■ Goal:
Word for word, quote all of the material, omitting the pictures.
>> BEGIN
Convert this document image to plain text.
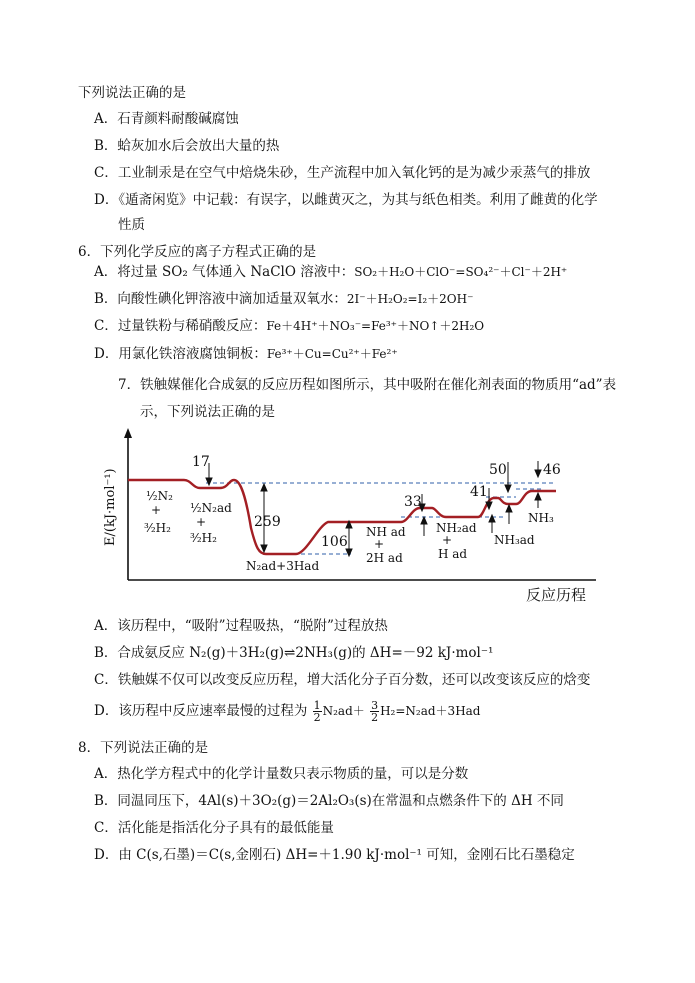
下列说法正确的是
A．石青颜料耐酸碱腐蚀
B．蛤灰加水后会放出大量的热
C．工业制汞是在空气中焙烧朱砂，生产流程中加入氧化钙的是为减少汞蒸气的排放
D．《遁斋闲览》中记载：有误字，以雌黄灭之，为其与纸色相类。利用了雌黄的化学
性质
6．下列化学反应的离子方程式正确的是
A．将过量 SO₂ 气体通入 NaClO 溶液中：SO₂＋H₂O＋ClO⁻=SO₄²⁻＋Cl⁻＋2H⁺
B．向酸性碘化钾溶液中滴加适量双氧水：2I⁻＋H₂O₂=I₂＋2OH⁻
C．过量铁粉与稀硝酸反应：Fe＋4H⁺＋NO₃⁻=Fe³⁺＋NO↑＋2H₂O
D．用氯化铁溶液腐蚀铜板：Fe³⁺＋Cu=Cu²⁺＋Fe²⁺
7．铁触媒催化合成氨的反应历程如图所示，其中吸附在催化剂表面的物质用“ad”表
示，下列说法正确的是
E/(kJ·mol⁻¹)
反应历程
17
259
106
33
50
41
46
½N₂
+
³⁄₂H₂
½N₂ad
+
³⁄₂H₂
N₂ad+3Had
NH ad
+
2H ad
NH₂ad
+
H ad
NH₃ad
NH₃
A．该历程中，“吸附”过程吸热，“脱附”过程放热
B．合成氨反应 N₂(g)＋3H₂(g)⇌2NH₃(g)的 ΔH=－92 kJ·mol⁻¹
C．铁触媒不仅可以改变反应历程，增大活化分子百分数，还可以改变该反应的焓变
D．该历程中反应速率最慢的过程为 $\frac{1}{2} N_2ad+ \frac{3}{2} H_2=N_2ad+3Had$
8．下列说法正确的是
A．热化学方程式中的化学计量数只表示物质的量，可以是分数
B．同温同压下，4Al(s)＋3O₂(g)＝2Al₂O₃(s)在常温和点燃条件下的 ΔH 不同
C．活化能是指活化分子具有的最低能量
D．由 C(s,石墨)＝C(s,金刚石) ΔH=＋1.90 kJ·mol⁻¹ 可知，金刚石比石墨稳定
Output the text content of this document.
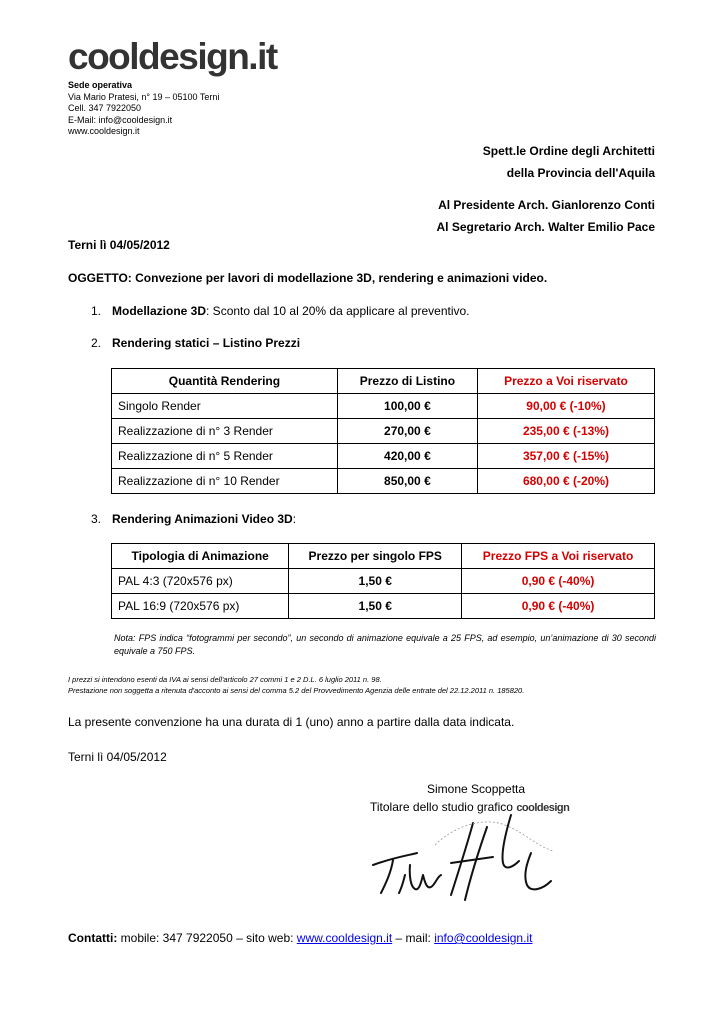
cooldesign.it
Sede operativa
Via Mario Pratesi, n° 19 – 05100 Terni
Cell. 347 7922050
E-Mail: info@cooldesign.it
www.cooldesign.it
Spett.le Ordine degli Architetti
della Provincia dell'Aquila
Al Presidente Arch. Gianlorenzo Conti
Al Segretario Arch. Walter Emilio Pace
Terni lì 04/05/2012
OGGETTO: Convezione per lavori di modellazione 3D, rendering e animazioni video.
1. Modellazione 3D: Sconto dal 10 al 20% da applicare al preventivo.
2. Rendering statici – Listino Prezzi
Quantità Rendering	Prezzo di Listino	Prezzo a Voi riservato
Singolo Render	100,00 €	90,00 € (-10%)
Realizzazione di n° 3 Render	270,00 €	235,00 € (-13%)
Realizzazione di n° 5 Render	420,00 €	357,00 € (-15%)
Realizzazione di n° 10 Render	850,00 €	680,00 € (-20%)
3. Rendering Animazioni Video 3D:
Tipologia di Animazione	Prezzo per singolo FPS	Prezzo FPS a Voi riservato
PAL 4:3 (720x576 px)	1,50 €	0,90 € (-40%)
PAL 16:9 (720x576 px)	1,50 €	0,90 € (-40%)
Nota: FPS indica “fotogrammi per secondo”, un secondo di animazione equivale a 25 FPS, ad esempio, un’animazione di 30 secondi equivale a 750 FPS.
I prezzi si intendono esenti da IVA ai sensi dell'articolo 27 commi 1 e 2 D.L. 6 luglio 2011 n. 98.
Prestazione non soggetta a ritenuta d'acconto ai sensi del comma 5.2 del Provvedimento Agenzia delle entrate del 22.12.2011 n. 185820.
La presente convenzione ha una durata di 1 (uno) anno a partire dalla data indicata.
Terni lì 04/05/2012
Simone Scoppetta
Titolare dello studio grafico cooldesign
Contatti: mobile: 347 7922050 – sito web: www.cooldesign.it – mail: info@cooldesign.it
>> END
■ Response:
Convert this document image to plain text.
下列说法正确的是
A．石青颜料耐酸碱腐蚀
B．蛤灰加水后会放出大量的热
C．工业制汞是在空气中焙烧朱砂，生产流程中加入氧化钙的是为减少汞蒸气的排放
D．《遁斋闲览》中记载：有误字，以雌黄灭之，为其与纸色相类。利用了雌黄的化学
性质
6．下列化学反应的离子方程式正确的是
A．将过量 SO₂ 气体通入 NaClO 溶液中：SO₂＋H₂O＋ClO⁻=SO₄²⁻＋Cl⁻＋2H⁺
B．向酸性碘化钾溶液中滴加适量双氧水：2I⁻＋H₂O₂=I₂＋2OH⁻
C．过量铁粉与稀硝酸反应：Fe＋4H⁺＋NO₃⁻=Fe³⁺＋NO↑＋2H₂O
D．用氯化铁溶液腐蚀铜板：Fe³⁺＋Cu=Cu²⁺＋Fe²⁺
7．铁触媒催化合成氨的反应历程如图所示，其中吸附在催化剂表面的物质用“ad”表
示，下列说法正确的是
E/(kJ·mol⁻¹)
反应历程
17
259
106
33
50
41
46
½N₂
+
³⁄₂H₂
½N₂ad
+
³⁄₂H₂
N₂ad+3Had
NH ad
+
2H ad
NH₂ad
+
H ad
NH₃ad
NH₃
A．该历程中，“吸附”过程吸热，“脱附”过程放热
B．合成氨反应 N₂(g)＋3H₂(g)⇌2NH₃(g)的 ΔH=－92 kJ·mol⁻¹
C．铁触媒不仅可以改变反应历程，增大活化分子百分数，还可以改变该反应的焓变
D．该历程中反应速率最慢的过程为 $\frac{1}{2} N_2ad+ \frac{3}{2} H_2=N_2ad+3Had$
8．下列说法正确的是
A．热化学方程式中的化学计量数只表示物质的量，可以是分数
B．同温同压下，4Al(s)＋3O₂(g)＝2Al₂O₃(s)在常温和点燃条件下的 ΔH 不同
C．活化能是指活化分子具有的最低能量
D．由 C(s,石墨)＝C(s,金刚石) ΔH=＋1.90 kJ·mol⁻¹ 可知，金刚石比石墨稳定
Output the text content of this document.
cooldesign.it
Sede operativa
Via Mario Pratesi, n° 19 – 05100 Terni
Cell. 347 7922050
E-Mail: info@cooldesign.it
www.cooldesign.it
Spett.le Ordine degli Architetti
della Provincia dell'Aquila
Al Presidente Arch. Gianlorenzo Conti
Al Segretario Arch. Walter Emilio Pace
Terni lì 04/05/2012
OGGETTO: Convezione per lavori di modellazione 3D, rendering e animazioni video.
1. Modellazione 3D: Sconto dal 10 al 20% da applicare al preventivo.
2. Rendering statici – Listino Prezzi
Quantità Rendering	Prezzo di Listino	Prezzo a Voi riservato
Singolo Render	100,00 €	90,00 € (-10%)
Realizzazione di n° 3 Render	270,00 €	235,00 € (-13%)
Realizzazione di n° 5 Render	420,00 €	357,00 € (-15%)
Realizzazione di n° 10 Render	850,00 €	680,00 € (-20%)
3. Rendering Animazioni Video 3D:
Tipologia di Animazione	Prezzo per singolo FPS	Prezzo FPS a Voi riservato
PAL 4:3 (720x576 px)	1,50 €	0,90 € (-40%)
PAL 16:9 (720x576 px)	1,50 €	0,90 € (-40%)
Nota: FPS indica “fotogrammi per secondo”, un secondo di animazione equivale a 25 FPS, ad esempio, un’animazione di 30 secondi equivale a 750 FPS.
I prezzi si intendono esenti da IVA ai sensi dell'articolo 27 commi 1 e 2 D.L. 6 luglio 2011 n. 98.
Prestazione non soggetta a ritenuta d'acconto ai sensi del comma 5.2 del Provvedimento Agenzia delle entrate del 22.12.2011 n. 185820.
La presente convenzione ha una durata di 1 (uno) anno a partire dalla data indicata.
Terni lì 04/05/2012
Simone Scoppetta
Titolare dello studio grafico cooldesign
Contatti: mobile: 347 7922050 – sito web: www.cooldesign.it – mail: info@cooldesign.it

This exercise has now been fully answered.